***** Records shown *****
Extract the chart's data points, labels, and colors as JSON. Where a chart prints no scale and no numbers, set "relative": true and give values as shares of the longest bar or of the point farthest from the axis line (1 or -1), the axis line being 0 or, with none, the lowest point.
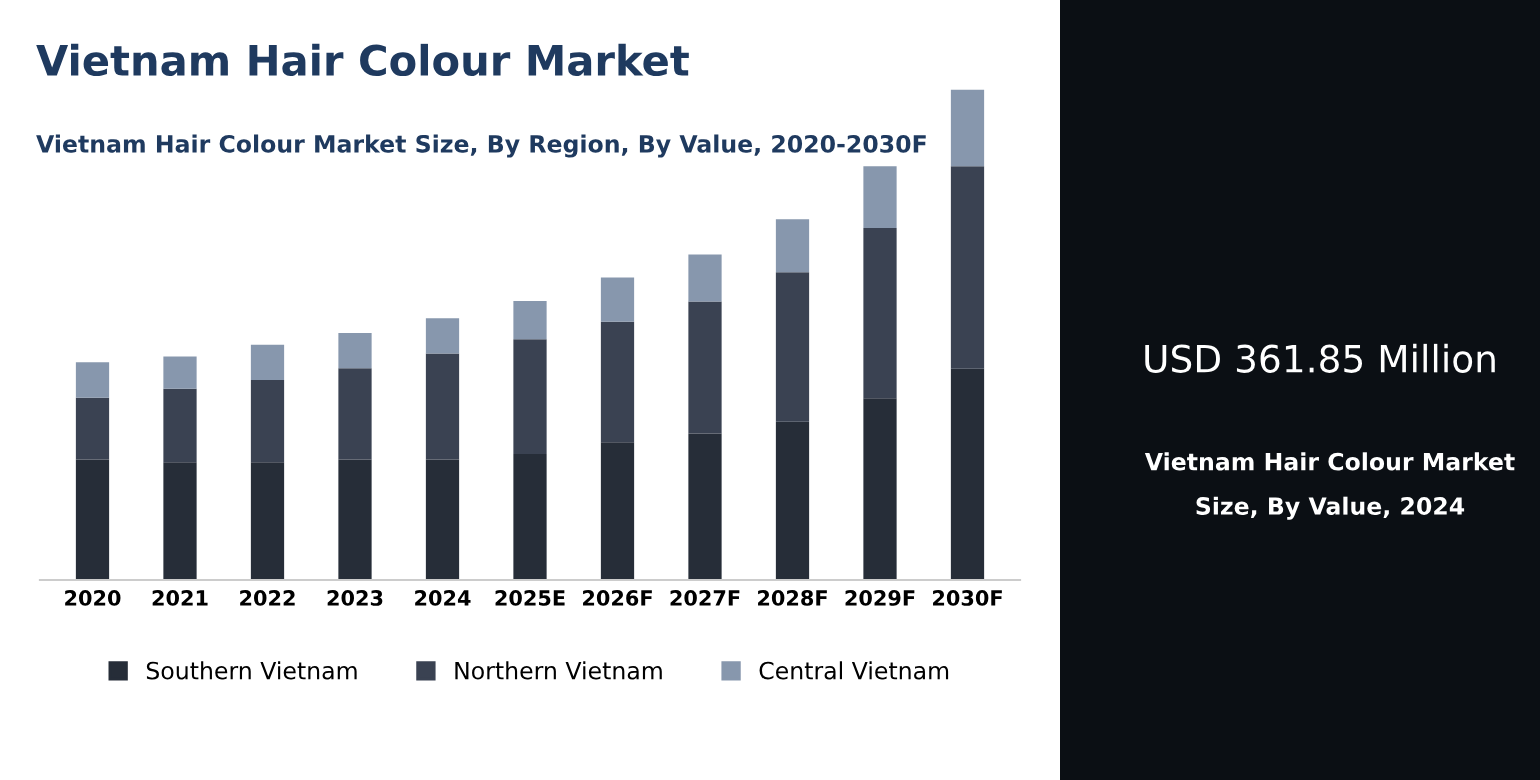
{
  "chart_data": {
    "type": "bar",
    "title": "Vietnam Hair Colour Market",
    "subtitle": "Vietnam Hair Colour Market Size, By Region, By Value, 2020-2030F",
    "categories": [
      "2020",
      "2021",
      "2022",
      "2023",
      "2024",
      "2025E",
      "2026F",
      "2027F",
      "2028F",
      "2029F",
      "2030F"
    ],
    "stacked": true,
    "relative": true,
    "legend": "bottom",
    "grid": false,
    "series": [
      {
        "name": "Southern Vietnam",
        "color": "#262d38",
        "values": [
          0.246,
          0.24,
          0.24,
          0.246,
          0.246,
          0.257,
          0.281,
          0.299,
          0.323,
          0.371,
          0.431
        ]
      },
      {
        "name": "Northern Vietnam",
        "color": "#3a4252",
        "values": [
          0.126,
          0.15,
          0.168,
          0.186,
          0.216,
          0.234,
          0.246,
          0.269,
          0.305,
          0.347,
          0.413
        ]
      },
      {
        "name": "Central Vietnam",
        "color": "#8797ad",
        "values": [
          0.072,
          0.066,
          0.072,
          0.072,
          0.072,
          0.078,
          0.09,
          0.096,
          0.108,
          0.126,
          0.156
        ]
      }
    ],
    "annotations": [
      "USD 361.85 Million",
      "Vietnam Hair Colour Market Size, By Value, 2024"
    ]
  }
}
*****
* **Stated goal**
Output an exact copy of the material, with the pictures removed.

* **Task output**
Extract the chart's data points, labels, and colors as JSON. Where a chart prints no scale and no numbers, set "relative": true and give values as shares of the longest bar or of the point farthest from the axis line (1 or -1), the axis line being 0 or, with none, the lowest point.
{
  "chart_data": {
    "type": "bar",
    "title": "Vietnam Hair Colour Market",
    "subtitle": "Vietnam Hair Colour Market Size, By Region, By Value, 2020-2030F",
    "categories": [
      "2020",
      "2021",
      "2022",
      "2023",
      "2024",
      "2025E",
      "2026F",
      "2027F",
      "2028F",
      "2029F",
      "2030F"
    ],
    "stacked": true,
    "relative": true,
    "legend": "bottom",
    "grid": false,
    "series": [
      {
        "name": "Southern Vietnam",
        "color": "#262d38",
        "values": [
          0.246,
          0.24,
          0.24,
          0.246,
          0.246,
          0.257,
          0.281,
          0.299,
          0.323,
          0.371,
          0.431
        ]
      },
      {
        "name": "Northern Vietnam",
        "color": "#3a4252",
        "values": [
          0.126,
          0.15,
          0.168,
          0.186,
          0.216,
          0.234,
          0.246,
          0.269,
          0.305,
          0.347,
          0.413
        ]
      },
      {
        "name": "Central Vietnam",
        "color": "#8797ad",
        "values": [
          0.072,
          0.066,
          0.072,
          0.072,
          0.072,
          0.078,
          0.09,
          0.096,
          0.108,
          0.126,
          0.156
        ]
      }
    ],
    "annotations": [
      "USD 361.85 Million",
      "Vietnam Hair Colour Market Size, By Value, 2024"
    ]
  }
}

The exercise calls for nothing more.